Data items
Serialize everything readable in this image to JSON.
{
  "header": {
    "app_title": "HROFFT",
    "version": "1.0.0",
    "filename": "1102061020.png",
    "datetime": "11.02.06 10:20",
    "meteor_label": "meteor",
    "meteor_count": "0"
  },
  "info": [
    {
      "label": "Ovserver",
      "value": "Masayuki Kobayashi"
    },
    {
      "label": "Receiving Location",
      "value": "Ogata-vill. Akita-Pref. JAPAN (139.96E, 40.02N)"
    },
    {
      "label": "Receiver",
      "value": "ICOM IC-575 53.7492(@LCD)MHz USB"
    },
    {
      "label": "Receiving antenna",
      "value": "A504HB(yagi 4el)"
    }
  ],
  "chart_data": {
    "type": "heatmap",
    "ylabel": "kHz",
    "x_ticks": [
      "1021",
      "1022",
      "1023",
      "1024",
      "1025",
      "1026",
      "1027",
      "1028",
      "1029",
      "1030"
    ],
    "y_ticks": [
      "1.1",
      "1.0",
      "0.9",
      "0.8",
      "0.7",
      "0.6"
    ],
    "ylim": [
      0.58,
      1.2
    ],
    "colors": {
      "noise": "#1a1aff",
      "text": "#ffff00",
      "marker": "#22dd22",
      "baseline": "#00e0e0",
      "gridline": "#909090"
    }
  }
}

■ What you need to do ■
Using the entries above, find all lines with "Receiving". Copy them.

■ Task solution ■
      "label": "Receiving Location",
      "label": "Receiving antenna",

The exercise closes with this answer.